### Work to be completed
Quote the entries word for word. Omit the pictures.

### Recorded information
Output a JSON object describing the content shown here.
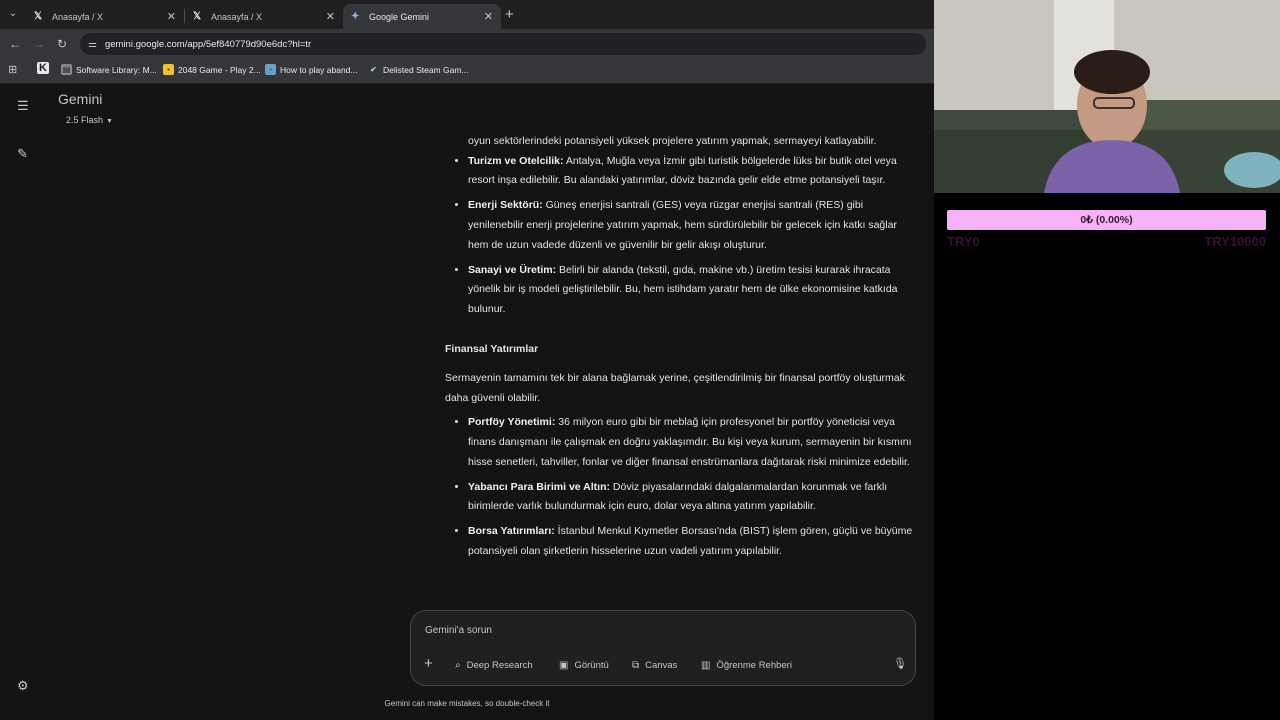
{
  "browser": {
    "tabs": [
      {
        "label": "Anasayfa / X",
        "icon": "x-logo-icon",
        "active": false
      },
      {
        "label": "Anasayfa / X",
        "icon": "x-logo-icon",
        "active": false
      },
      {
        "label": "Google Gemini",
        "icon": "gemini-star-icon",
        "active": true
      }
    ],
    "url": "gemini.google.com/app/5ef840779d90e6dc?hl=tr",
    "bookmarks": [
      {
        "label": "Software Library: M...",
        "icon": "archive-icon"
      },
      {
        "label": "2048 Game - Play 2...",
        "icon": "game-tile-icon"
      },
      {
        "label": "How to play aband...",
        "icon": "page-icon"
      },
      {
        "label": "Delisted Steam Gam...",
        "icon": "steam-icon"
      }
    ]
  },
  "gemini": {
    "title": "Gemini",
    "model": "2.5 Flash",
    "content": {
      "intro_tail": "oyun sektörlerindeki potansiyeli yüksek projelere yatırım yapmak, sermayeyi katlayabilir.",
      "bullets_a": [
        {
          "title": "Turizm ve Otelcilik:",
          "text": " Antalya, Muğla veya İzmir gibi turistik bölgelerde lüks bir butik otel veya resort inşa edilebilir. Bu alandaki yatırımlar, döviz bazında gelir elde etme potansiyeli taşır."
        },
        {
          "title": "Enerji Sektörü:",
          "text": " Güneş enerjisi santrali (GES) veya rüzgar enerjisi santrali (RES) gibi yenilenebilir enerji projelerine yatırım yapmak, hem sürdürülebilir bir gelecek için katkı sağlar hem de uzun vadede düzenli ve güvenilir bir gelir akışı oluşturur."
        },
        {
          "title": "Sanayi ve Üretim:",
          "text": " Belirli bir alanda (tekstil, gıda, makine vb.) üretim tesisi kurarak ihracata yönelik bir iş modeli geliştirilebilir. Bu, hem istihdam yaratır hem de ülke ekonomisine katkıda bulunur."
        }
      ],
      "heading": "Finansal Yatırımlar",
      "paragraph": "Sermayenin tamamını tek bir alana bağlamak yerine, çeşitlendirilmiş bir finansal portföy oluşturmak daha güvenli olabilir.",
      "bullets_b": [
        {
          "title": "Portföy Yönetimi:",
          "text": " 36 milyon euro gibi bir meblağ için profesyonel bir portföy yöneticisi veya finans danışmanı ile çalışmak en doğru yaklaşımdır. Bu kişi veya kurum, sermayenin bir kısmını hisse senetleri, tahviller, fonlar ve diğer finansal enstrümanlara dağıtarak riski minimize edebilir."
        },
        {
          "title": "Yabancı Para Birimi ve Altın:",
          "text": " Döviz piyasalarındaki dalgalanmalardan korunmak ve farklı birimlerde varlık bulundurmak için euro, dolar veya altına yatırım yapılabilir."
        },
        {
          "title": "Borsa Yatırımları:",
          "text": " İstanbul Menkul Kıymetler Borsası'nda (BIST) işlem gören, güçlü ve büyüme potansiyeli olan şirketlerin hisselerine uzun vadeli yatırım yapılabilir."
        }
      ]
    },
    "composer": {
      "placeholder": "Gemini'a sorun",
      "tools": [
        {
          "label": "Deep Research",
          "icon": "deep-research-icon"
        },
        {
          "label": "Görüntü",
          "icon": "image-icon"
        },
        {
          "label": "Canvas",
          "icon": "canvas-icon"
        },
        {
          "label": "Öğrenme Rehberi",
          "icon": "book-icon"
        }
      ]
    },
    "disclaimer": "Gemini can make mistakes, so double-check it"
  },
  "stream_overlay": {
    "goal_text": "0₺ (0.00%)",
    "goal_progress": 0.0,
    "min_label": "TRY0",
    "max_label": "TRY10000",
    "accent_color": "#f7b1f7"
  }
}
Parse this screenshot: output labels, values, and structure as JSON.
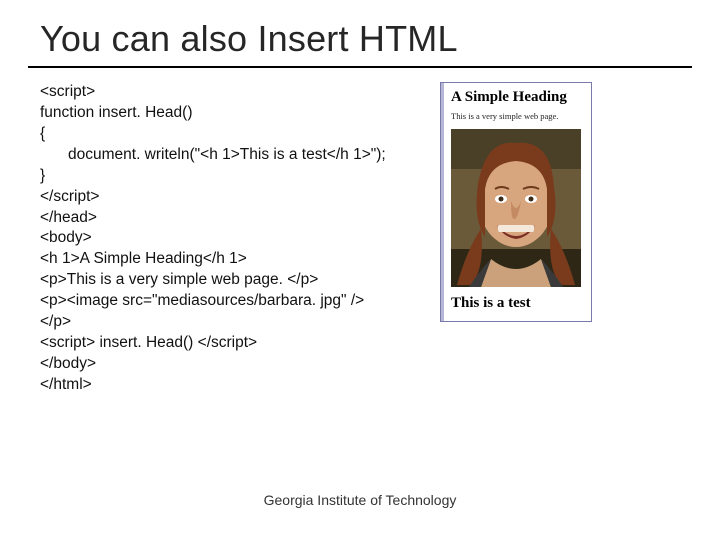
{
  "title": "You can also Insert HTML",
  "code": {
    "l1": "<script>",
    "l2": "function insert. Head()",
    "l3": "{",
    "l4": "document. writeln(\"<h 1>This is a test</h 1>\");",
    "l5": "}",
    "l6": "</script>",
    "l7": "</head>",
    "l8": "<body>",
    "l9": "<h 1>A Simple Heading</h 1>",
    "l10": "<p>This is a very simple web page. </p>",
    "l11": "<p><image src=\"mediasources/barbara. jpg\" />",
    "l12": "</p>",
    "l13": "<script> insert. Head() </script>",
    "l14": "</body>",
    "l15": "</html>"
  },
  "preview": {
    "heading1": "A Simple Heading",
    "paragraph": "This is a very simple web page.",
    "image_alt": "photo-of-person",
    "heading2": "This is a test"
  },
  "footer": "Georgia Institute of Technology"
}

### Problem solution
Output a JSON object describing the content shown here.
{
  "browser": {
    "tabs": [
      {
        "label": "Anasayfa / X",
        "icon": "x-logo-icon",
        "active": false
      },
      {
        "label": "Anasayfa / X",
        "icon": "x-logo-icon",
        "active": false
      },
      {
        "label": "Google Gemini",
        "icon": "gemini-star-icon",
        "active": true
      }
    ],
    "url": "gemini.google.com/app/5ef840779d90e6dc?hl=tr",
    "bookmarks": [
      {
        "label": "Software Library: M...",
        "icon": "archive-icon"
      },
      {
        "label": "2048 Game - Play 2...",
        "icon": "game-tile-icon"
      },
      {
        "label": "How to play aband...",
        "icon": "page-icon"
      },
      {
        "label": "Delisted Steam Gam...",
        "icon": "steam-icon"
      }
    ]
  },
  "gemini": {
    "title": "Gemini",
    "model": "2.5 Flash",
    "content": {
      "intro_tail": "oyun sektörlerindeki potansiyeli yüksek projelere yatırım yapmak, sermayeyi katlayabilir.",
      "bullets_a": [
        {
          "title": "Turizm ve Otelcilik:",
          "text": " Antalya, Muğla veya İzmir gibi turistik bölgelerde lüks bir butik otel veya resort inşa edilebilir. Bu alandaki yatırımlar, döviz bazında gelir elde etme potansiyeli taşır."
        },
        {
          "title": "Enerji Sektörü:",
          "text": " Güneş enerjisi santrali (GES) veya rüzgar enerjisi santrali (RES) gibi yenilenebilir enerji projelerine yatırım yapmak, hem sürdürülebilir bir gelecek için katkı sağlar hem de uzun vadede düzenli ve güvenilir bir gelir akışı oluşturur."
        },
        {
          "title": "Sanayi ve Üretim:",
          "text": " Belirli bir alanda (tekstil, gıda, makine vb.) üretim tesisi kurarak ihracata yönelik bir iş modeli geliştirilebilir. Bu, hem istihdam yaratır hem de ülke ekonomisine katkıda bulunur."
        }
      ],
      "heading": "Finansal Yatırımlar",
      "paragraph": "Sermayenin tamamını tek bir alana bağlamak yerine, çeşitlendirilmiş bir finansal portföy oluşturmak daha güvenli olabilir.",
      "bullets_b": [
        {
          "title": "Portföy Yönetimi:",
          "text": " 36 milyon euro gibi bir meblağ için profesyonel bir portföy yöneticisi veya finans danışmanı ile çalışmak en doğru yaklaşımdır. Bu kişi veya kurum, sermayenin bir kısmını hisse senetleri, tahviller, fonlar ve diğer finansal enstrümanlara dağıtarak riski minimize edebilir."
        },
        {
          "title": "Yabancı Para Birimi ve Altın:",
          "text": " Döviz piyasalarındaki dalgalanmalardan korunmak ve farklı birimlerde varlık bulundurmak için euro, dolar veya altına yatırım yapılabilir."
        },
        {
          "title": "Borsa Yatırımları:",
          "text": " İstanbul Menkul Kıymetler Borsası'nda (BIST) işlem gören, güçlü ve büyüme potansiyeli olan şirketlerin hisselerine uzun vadeli yatırım yapılabilir."
        }
      ]
    },
    "composer": {
      "placeholder": "Gemini'a sorun",
      "tools": [
        {
          "label": "Deep Research",
          "icon": "deep-research-icon"
        },
        {
          "label": "Görüntü",
          "icon": "image-icon"
        },
        {
          "label": "Canvas",
          "icon": "canvas-icon"
        },
        {
          "label": "Öğrenme Rehberi",
          "icon": "book-icon"
        }
      ]
    },
    "disclaimer": "Gemini can make mistakes, so double-check it"
  },
  "stream_overlay": {
    "goal_text": "0₺ (0.00%)",
    "goal_progress": 0.0,
    "min_label": "TRY0",
    "max_label": "TRY10000",
    "accent_color": "#f7b1f7"
  }
}
Parse this screenshot: output labels, values, and structure as JSON.
{
  "title": "You can also Insert HTML",
  "code": {
    "l1": "<script>",
    "l2": "function insert. Head()",
    "l3": "{",
    "l4": "document. writeln(\"<h 1>This is a test</h 1>\");",
    "l5": "}",
    "l6": "</script>",
    "l7": "</head>",
    "l8": "<body>",
    "l9": "<h 1>A Simple Heading</h 1>",
    "l10": "<p>This is a very simple web page. </p>",
    "l11": "<p><image src=\"mediasources/barbara. jpg\" />",
    "l12": "</p>",
    "l13": "<script> insert. Head() </script>",
    "l14": "</body>",
    "l15": "</html>"
  },
  "preview": {
    "heading1": "A Simple Heading",
    "paragraph": "This is a very simple web page.",
    "image_alt": "photo-of-person",
    "heading2": "This is a test"
  },
  "footer": "Georgia Institute of Technology"
}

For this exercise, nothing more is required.